Data entries:
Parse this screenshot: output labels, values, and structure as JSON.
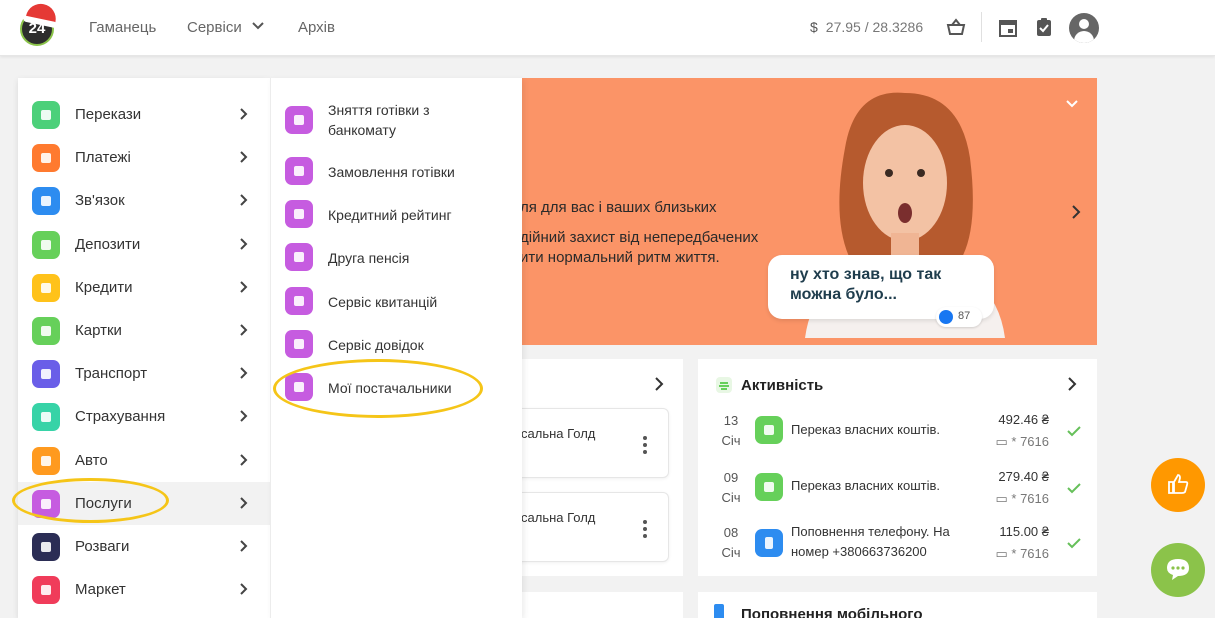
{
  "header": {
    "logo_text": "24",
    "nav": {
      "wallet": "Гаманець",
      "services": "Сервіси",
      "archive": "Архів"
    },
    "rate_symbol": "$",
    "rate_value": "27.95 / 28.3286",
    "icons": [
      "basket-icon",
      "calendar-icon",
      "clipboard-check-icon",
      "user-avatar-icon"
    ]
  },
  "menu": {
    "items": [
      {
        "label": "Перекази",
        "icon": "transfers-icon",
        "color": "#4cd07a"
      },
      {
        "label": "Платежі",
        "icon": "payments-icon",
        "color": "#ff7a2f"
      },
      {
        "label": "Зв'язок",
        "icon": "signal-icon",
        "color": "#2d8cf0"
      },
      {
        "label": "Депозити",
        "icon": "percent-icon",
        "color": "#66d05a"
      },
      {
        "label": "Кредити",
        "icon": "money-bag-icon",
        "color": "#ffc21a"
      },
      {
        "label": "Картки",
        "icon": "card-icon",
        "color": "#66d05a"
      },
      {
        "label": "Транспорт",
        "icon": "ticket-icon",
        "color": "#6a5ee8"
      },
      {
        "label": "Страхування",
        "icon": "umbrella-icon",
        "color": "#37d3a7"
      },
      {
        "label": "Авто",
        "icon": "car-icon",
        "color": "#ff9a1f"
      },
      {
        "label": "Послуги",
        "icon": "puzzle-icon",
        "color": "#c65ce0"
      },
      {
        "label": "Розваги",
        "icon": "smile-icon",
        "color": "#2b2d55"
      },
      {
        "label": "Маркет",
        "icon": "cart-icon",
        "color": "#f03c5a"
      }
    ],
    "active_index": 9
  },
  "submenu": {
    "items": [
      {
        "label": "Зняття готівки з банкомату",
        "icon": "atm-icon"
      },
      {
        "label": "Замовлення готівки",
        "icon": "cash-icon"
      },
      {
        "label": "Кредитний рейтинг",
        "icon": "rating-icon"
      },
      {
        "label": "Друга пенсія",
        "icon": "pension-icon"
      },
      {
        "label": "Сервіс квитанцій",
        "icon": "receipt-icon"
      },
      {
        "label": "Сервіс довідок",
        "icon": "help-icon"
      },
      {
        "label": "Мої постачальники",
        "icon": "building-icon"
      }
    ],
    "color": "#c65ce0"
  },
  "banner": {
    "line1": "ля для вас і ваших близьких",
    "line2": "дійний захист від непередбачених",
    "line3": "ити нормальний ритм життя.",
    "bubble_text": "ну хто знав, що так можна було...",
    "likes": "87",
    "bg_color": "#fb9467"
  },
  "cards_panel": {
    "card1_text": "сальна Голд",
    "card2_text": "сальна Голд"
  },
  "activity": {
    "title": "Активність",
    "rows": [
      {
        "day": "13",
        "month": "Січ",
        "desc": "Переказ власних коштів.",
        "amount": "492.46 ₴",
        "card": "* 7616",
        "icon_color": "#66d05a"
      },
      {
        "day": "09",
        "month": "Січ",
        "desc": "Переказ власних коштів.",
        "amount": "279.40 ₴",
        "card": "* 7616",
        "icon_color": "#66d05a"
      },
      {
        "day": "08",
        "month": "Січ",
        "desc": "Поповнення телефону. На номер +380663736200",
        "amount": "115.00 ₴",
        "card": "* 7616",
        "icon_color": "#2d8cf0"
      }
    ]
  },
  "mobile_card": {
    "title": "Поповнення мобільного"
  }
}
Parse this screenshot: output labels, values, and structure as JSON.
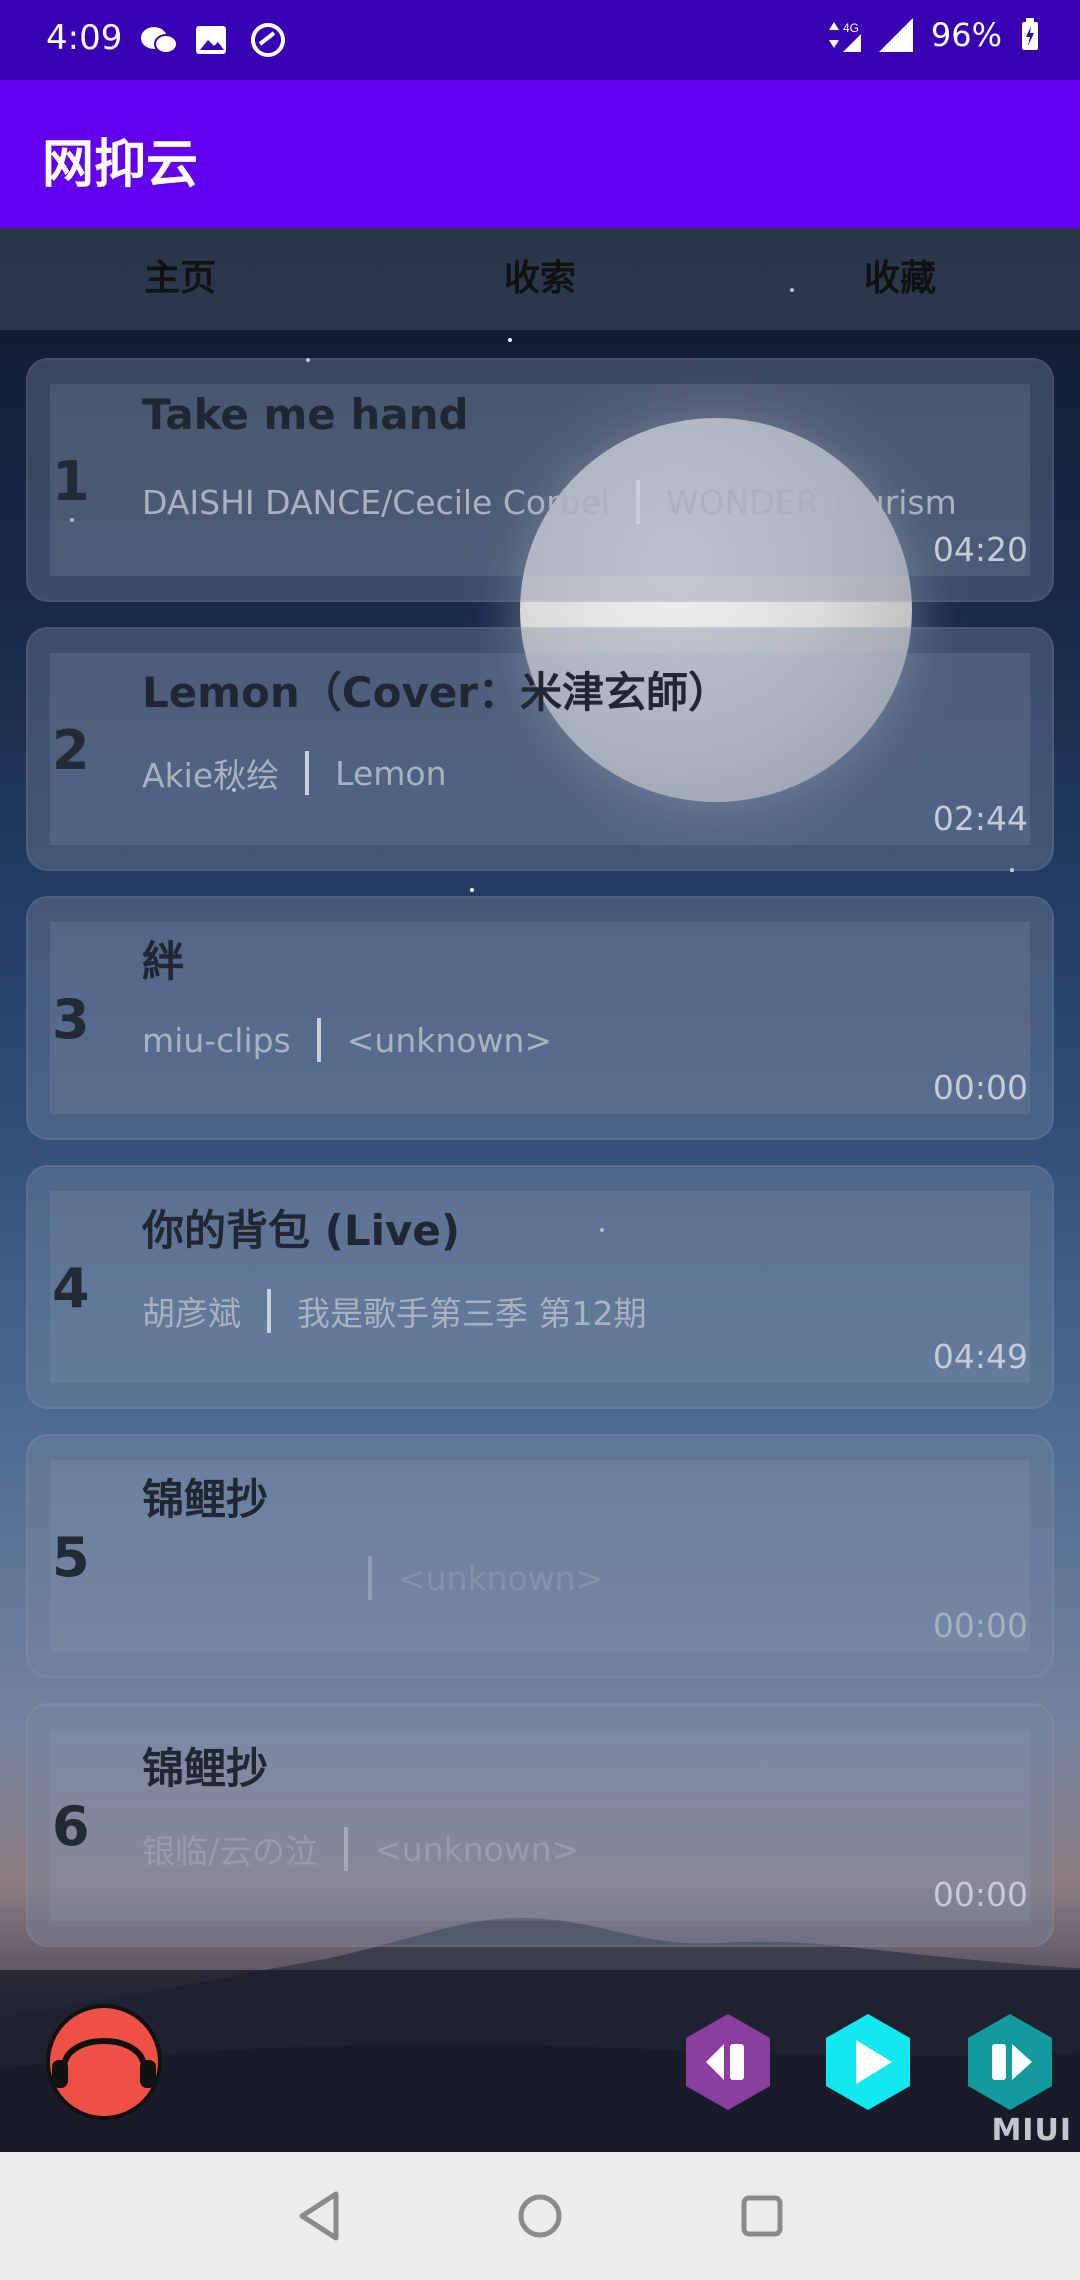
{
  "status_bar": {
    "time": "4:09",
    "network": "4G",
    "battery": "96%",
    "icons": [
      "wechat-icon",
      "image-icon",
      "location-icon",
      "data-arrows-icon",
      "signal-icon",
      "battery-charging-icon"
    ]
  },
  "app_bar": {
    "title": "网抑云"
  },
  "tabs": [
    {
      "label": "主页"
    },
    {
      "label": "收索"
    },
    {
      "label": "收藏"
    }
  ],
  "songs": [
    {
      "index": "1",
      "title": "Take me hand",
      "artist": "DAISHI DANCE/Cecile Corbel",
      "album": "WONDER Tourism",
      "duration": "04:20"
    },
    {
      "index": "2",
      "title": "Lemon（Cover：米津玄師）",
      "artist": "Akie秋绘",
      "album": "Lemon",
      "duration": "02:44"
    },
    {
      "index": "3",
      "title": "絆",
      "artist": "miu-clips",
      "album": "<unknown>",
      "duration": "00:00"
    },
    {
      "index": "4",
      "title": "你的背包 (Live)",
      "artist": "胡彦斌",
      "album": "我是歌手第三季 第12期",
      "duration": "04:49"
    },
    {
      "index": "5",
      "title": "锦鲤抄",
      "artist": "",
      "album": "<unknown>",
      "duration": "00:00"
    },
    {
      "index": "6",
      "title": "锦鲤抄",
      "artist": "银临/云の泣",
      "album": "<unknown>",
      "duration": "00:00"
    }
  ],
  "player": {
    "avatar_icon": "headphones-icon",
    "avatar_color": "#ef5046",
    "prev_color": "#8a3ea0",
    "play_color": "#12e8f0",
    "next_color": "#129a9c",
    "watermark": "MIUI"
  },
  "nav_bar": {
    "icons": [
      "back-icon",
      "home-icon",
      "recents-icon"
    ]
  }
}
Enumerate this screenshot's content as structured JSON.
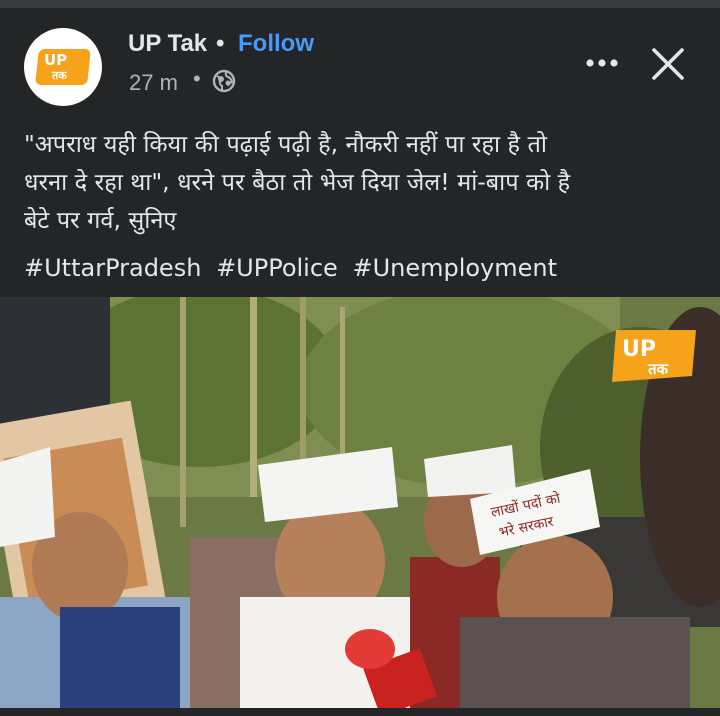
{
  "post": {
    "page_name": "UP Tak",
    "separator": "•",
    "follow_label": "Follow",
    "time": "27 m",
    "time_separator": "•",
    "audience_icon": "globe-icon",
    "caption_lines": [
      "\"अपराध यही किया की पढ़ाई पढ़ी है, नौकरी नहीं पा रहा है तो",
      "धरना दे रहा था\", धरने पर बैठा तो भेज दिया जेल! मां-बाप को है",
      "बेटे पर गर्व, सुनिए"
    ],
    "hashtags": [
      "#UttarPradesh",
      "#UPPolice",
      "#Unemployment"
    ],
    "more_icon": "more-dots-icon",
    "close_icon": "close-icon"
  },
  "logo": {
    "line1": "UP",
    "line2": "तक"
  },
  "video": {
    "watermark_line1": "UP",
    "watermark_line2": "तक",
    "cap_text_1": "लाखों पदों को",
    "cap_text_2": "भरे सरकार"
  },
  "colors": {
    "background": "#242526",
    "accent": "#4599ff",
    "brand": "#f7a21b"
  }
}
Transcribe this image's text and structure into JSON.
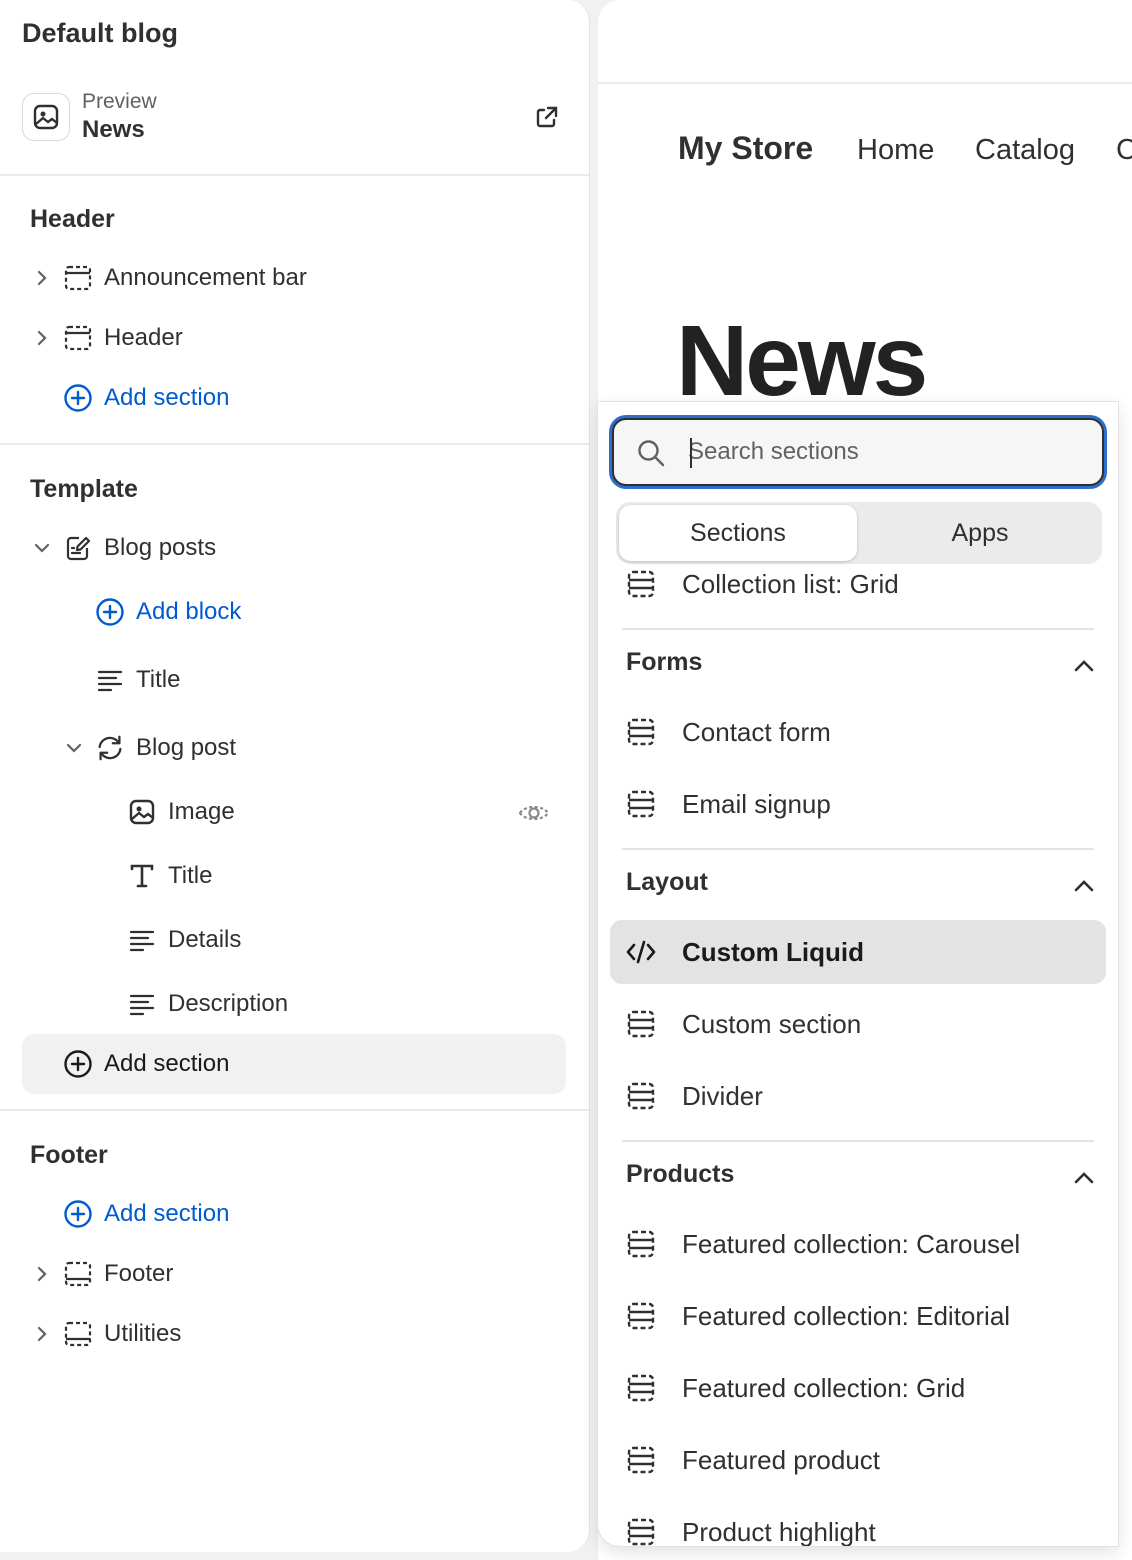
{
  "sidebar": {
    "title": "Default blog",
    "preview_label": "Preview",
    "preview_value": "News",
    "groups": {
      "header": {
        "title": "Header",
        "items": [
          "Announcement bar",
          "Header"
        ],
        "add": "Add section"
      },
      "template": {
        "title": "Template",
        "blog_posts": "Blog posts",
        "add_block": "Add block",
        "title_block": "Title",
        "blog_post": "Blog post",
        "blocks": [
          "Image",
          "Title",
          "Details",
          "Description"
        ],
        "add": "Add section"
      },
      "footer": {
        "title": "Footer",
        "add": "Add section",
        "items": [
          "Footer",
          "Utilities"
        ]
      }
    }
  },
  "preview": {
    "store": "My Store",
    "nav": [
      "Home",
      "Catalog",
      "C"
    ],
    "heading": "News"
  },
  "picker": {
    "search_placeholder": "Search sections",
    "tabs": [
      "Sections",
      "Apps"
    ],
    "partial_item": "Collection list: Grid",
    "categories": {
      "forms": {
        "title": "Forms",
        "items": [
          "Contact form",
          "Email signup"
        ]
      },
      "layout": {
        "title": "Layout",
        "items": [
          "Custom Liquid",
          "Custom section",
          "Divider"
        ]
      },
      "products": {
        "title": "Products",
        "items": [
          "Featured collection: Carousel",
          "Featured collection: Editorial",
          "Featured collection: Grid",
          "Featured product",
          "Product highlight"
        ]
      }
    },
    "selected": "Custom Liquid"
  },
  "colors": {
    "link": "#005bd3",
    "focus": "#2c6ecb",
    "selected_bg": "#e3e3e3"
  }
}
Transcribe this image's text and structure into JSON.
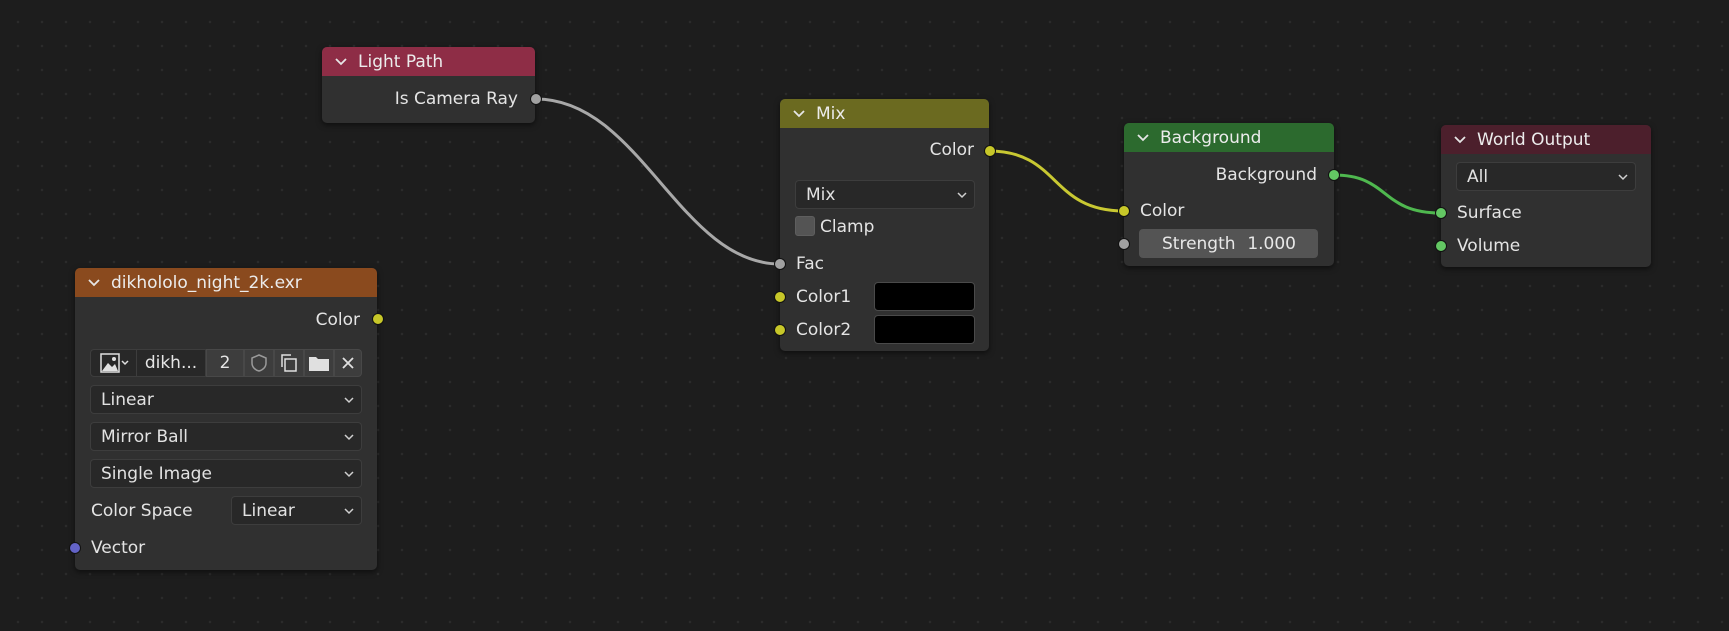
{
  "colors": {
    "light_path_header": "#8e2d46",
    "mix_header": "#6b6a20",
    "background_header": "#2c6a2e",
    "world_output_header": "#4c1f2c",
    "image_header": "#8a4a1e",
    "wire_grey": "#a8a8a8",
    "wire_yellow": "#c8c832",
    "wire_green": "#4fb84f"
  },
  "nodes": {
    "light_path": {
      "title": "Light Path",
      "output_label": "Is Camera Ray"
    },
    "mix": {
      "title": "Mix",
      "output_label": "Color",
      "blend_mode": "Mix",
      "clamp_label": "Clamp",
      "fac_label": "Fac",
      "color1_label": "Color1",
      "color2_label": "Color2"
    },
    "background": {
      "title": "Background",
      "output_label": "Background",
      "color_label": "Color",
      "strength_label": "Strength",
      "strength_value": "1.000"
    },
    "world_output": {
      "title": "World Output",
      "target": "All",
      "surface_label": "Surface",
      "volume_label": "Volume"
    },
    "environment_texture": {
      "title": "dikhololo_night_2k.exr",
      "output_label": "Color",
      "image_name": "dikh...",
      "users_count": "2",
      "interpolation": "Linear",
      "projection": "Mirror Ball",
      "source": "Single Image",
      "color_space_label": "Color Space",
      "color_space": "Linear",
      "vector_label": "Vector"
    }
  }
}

> **AIM OF THE EXERCISE**
Work out how many lines of the listing above include the word "Поповнення". Reply with nothing but the count.

> **ANSWER TO THIS TASK**
2